Task to carry out >> Show all lines of the listing that hold the word "iOS上に".

Raw records >>
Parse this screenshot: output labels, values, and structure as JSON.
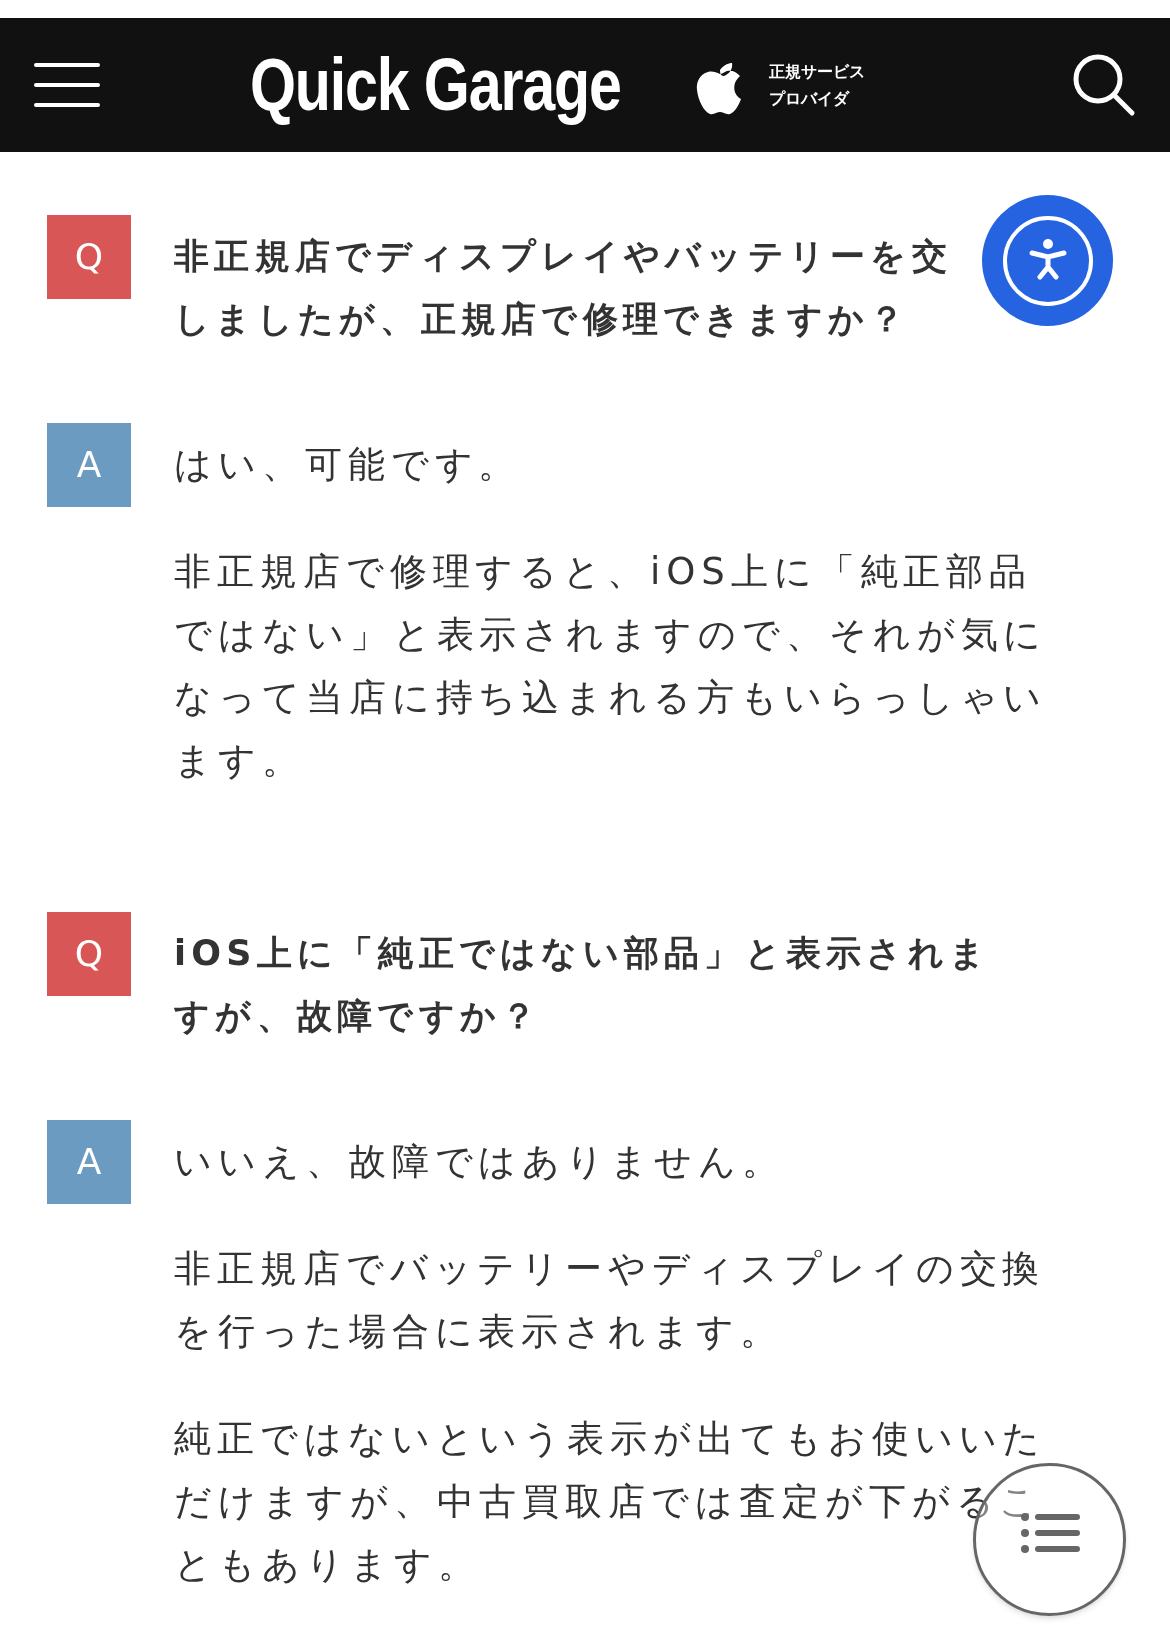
{
  "header": {
    "logo": "Quick Garage",
    "badge_lines": [
      "正規サービス",
      "プロバイダ"
    ]
  },
  "faq": [
    {
      "question": {
        "label": "Q",
        "lines": [
          "非正規店でディスプレイやバッテリーを交",
          "しましたが、正規店で修理できますか？"
        ]
      },
      "answer": {
        "label": "A",
        "paragraphs": [
          [
            "はい、可能です。"
          ],
          [
            "非正規店で修理すると、iOS上に「純正部品",
            "ではない」と表示されますので、それが気に",
            "なって当店に持ち込まれる方もいらっしゃい",
            "ます。"
          ]
        ]
      }
    },
    {
      "question": {
        "label": "Q",
        "lines": [
          "iOS上に「純正ではない部品」と表示されま",
          "すが、故障ですか？"
        ]
      },
      "answer": {
        "label": "A",
        "paragraphs": [
          [
            "いいえ、故障ではありません。"
          ],
          [
            "非正規店でバッテリーやディスプレイの交換",
            "を行った場合に表示されます。"
          ],
          [
            "純正ではないという表示が出てもお使いいた",
            "だけますが、中古買取店では査定が下がるこ",
            "ともあります。"
          ]
        ]
      }
    }
  ]
}
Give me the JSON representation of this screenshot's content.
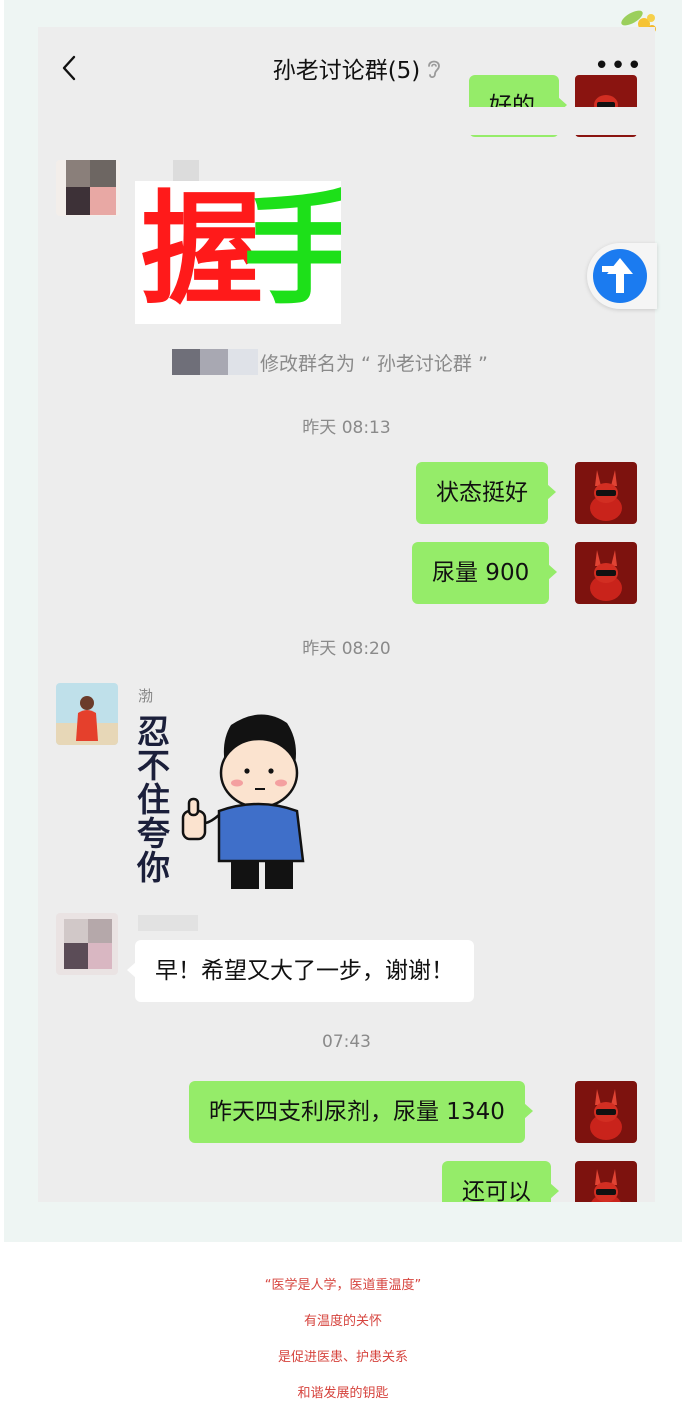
{
  "chat": {
    "title": "孙老讨论群(5)",
    "messages": {
      "top_partial": "好的",
      "sticker_text_1": "握",
      "sticker_text_2": "手",
      "system_notice": "修改群名为 “ 孙老讨论群 ”",
      "time_1": "昨天 08:13",
      "msg_status": "状态挺好",
      "msg_urine": "尿量 900",
      "time_2": "昨天 08:20",
      "nick_bo": "渤",
      "sticker_praise": "忍不住夸你",
      "msg_morning": "早！希望又大了一步，谢谢！",
      "time_3": "07:43",
      "msg_diuretic": "昨天四支利尿剂，尿量 1340",
      "msg_ok": "还可以"
    }
  },
  "footer": {
    "line1": "“医学是人学，医道重温度”",
    "line2": "有温度的关怀",
    "line3": "是促进医患、护患关系",
    "line4": "和谐发展的钥匙"
  },
  "colors": {
    "bubble_green": "#95ec69",
    "chat_bg": "#ededed",
    "accent_red": "#d6443e",
    "nav_blue": "#1b7bf0"
  }
}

Correct answer >>
            "非正規店で修理すると、iOS上に「純正部品",
          "iOS上に「純正ではない部品」と表示されま",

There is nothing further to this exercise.